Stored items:

** Start **

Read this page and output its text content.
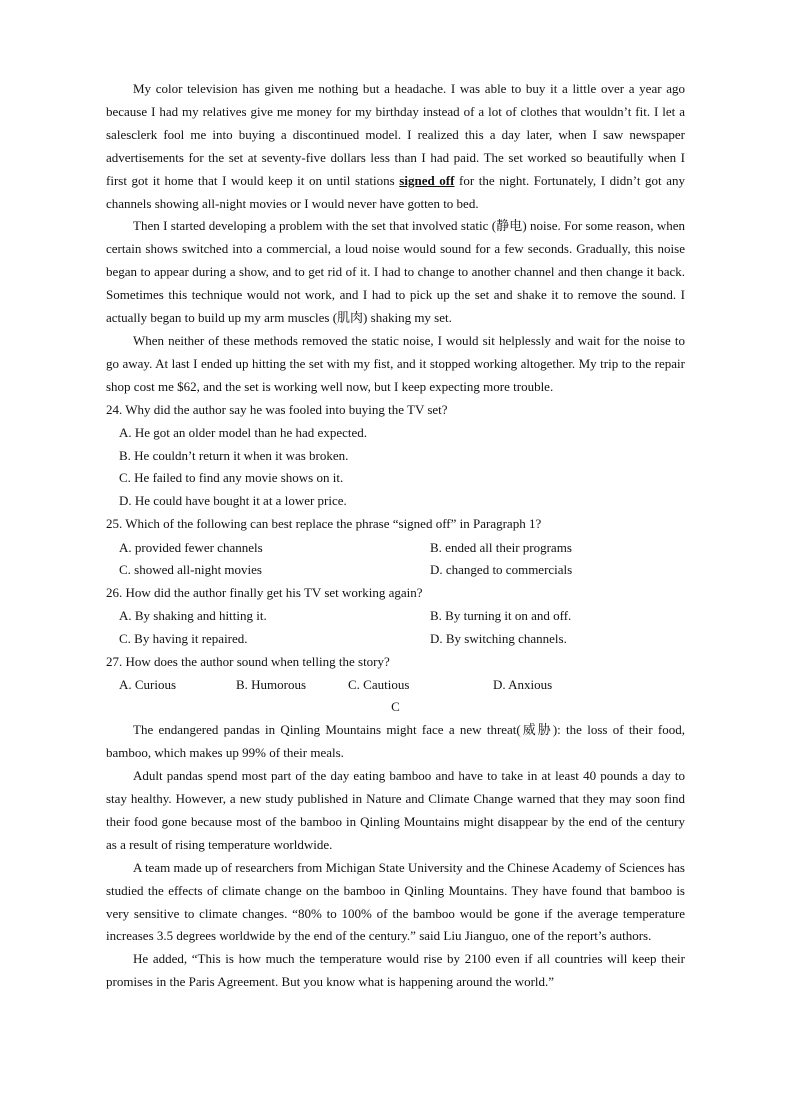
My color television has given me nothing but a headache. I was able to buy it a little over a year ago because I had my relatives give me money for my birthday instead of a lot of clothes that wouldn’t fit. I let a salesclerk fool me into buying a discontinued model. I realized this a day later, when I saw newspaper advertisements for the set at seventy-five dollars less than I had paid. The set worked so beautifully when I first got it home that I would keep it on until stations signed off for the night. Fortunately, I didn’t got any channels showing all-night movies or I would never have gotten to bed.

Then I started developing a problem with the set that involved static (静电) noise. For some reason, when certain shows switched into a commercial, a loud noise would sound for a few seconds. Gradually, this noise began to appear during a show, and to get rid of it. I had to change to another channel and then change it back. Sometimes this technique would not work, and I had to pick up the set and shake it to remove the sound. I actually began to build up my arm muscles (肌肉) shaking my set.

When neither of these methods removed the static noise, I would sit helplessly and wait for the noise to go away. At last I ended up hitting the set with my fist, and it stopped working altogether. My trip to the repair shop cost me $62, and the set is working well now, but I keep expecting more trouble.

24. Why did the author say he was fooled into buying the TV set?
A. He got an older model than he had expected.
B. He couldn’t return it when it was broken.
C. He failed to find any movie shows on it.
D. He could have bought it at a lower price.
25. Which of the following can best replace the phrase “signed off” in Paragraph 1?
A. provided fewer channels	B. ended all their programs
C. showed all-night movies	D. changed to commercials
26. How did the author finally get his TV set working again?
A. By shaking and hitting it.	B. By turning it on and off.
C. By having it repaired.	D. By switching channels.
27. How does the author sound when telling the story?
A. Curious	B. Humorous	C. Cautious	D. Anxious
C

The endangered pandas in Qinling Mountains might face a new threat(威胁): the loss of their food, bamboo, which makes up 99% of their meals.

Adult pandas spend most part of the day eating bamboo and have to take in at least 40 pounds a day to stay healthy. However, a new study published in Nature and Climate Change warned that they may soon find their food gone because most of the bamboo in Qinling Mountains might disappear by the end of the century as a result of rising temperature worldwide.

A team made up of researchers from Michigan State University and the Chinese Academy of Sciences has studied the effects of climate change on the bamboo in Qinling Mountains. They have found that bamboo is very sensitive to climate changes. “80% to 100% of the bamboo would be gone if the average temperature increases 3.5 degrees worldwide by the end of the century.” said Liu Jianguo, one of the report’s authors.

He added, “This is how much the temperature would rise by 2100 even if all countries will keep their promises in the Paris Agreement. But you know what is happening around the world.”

** End **
** Start **

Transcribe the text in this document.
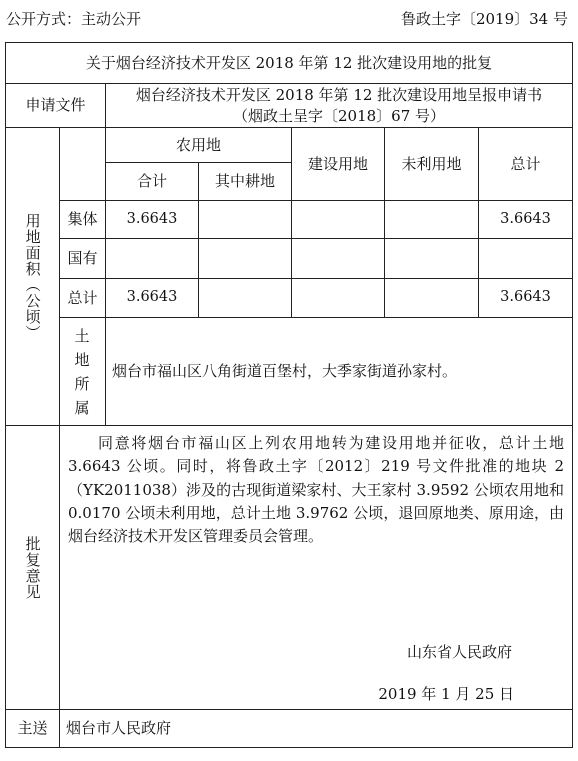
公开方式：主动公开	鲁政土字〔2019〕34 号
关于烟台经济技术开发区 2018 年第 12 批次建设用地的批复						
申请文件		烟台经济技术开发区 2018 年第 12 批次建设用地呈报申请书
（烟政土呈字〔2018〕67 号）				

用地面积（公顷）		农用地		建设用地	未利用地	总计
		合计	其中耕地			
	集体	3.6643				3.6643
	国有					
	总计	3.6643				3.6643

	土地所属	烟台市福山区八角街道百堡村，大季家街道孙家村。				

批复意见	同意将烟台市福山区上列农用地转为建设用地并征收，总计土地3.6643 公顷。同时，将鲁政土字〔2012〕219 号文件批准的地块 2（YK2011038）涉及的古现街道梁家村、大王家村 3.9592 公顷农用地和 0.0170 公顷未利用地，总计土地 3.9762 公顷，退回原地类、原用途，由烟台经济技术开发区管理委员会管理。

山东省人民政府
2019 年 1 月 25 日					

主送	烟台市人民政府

** End **
** Start **

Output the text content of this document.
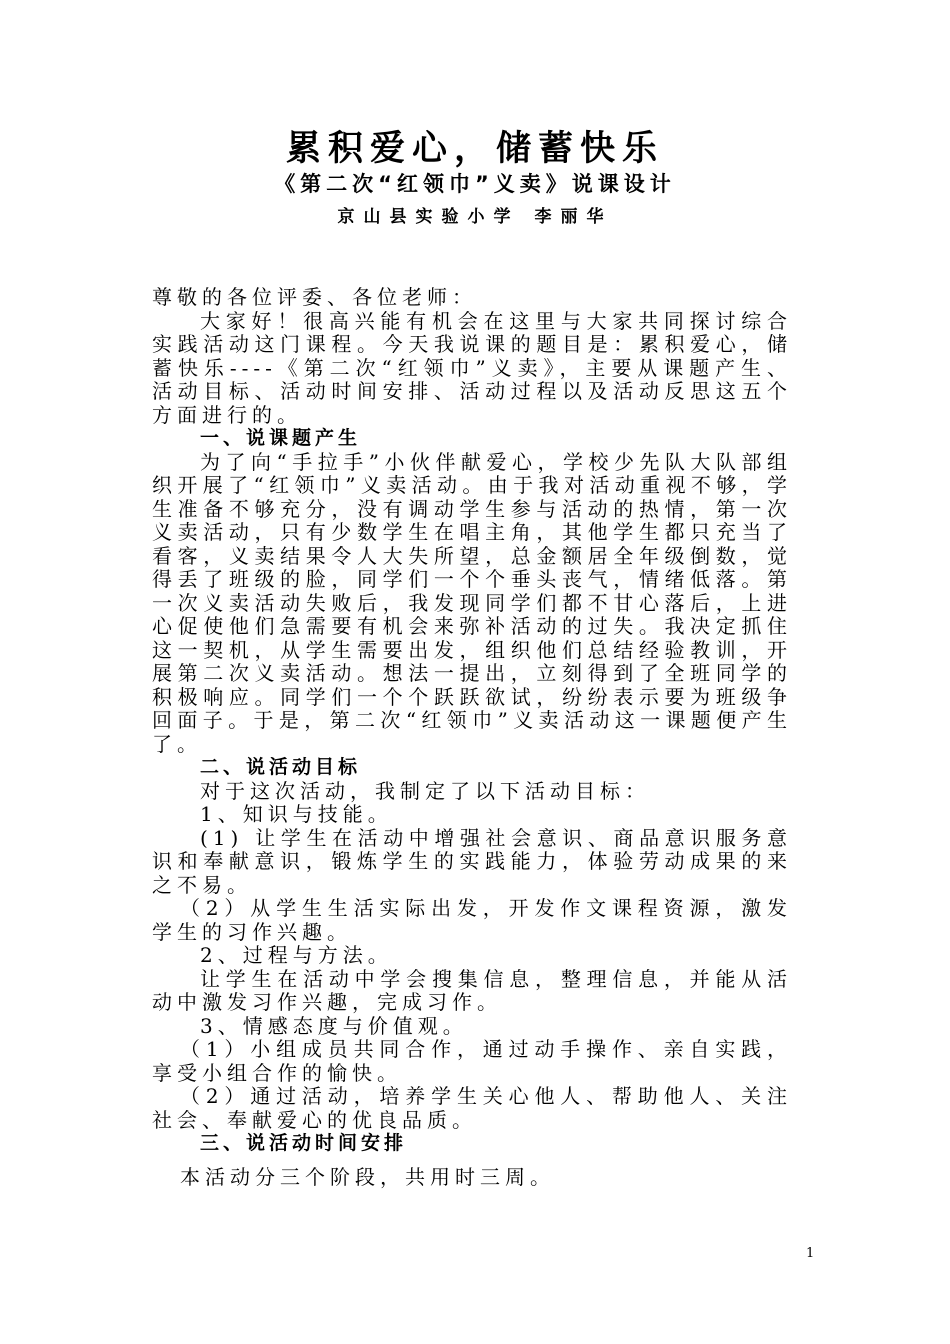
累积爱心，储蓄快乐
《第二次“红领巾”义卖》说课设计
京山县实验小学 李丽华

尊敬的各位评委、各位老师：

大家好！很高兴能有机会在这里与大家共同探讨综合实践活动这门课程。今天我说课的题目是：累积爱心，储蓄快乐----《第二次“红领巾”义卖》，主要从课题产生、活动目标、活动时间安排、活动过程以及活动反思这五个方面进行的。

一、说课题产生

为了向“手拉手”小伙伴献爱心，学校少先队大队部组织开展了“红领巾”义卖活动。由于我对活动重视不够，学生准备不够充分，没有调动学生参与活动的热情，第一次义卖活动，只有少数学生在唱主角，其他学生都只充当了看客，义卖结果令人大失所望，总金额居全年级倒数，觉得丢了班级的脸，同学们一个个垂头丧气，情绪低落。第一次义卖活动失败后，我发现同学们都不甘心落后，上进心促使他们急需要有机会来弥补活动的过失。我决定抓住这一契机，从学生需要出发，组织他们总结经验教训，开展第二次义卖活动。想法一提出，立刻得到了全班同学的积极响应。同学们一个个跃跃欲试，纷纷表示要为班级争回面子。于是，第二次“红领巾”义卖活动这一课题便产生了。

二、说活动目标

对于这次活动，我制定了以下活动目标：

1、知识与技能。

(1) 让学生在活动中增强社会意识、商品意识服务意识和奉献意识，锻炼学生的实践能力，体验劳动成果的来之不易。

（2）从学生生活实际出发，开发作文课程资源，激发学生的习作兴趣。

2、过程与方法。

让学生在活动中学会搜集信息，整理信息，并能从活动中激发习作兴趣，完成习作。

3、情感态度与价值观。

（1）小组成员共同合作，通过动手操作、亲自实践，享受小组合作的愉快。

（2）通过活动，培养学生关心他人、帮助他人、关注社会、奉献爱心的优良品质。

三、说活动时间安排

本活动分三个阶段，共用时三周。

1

** End **

* To be done *
Report only the number of lines that hold the word "content".

* Response *
2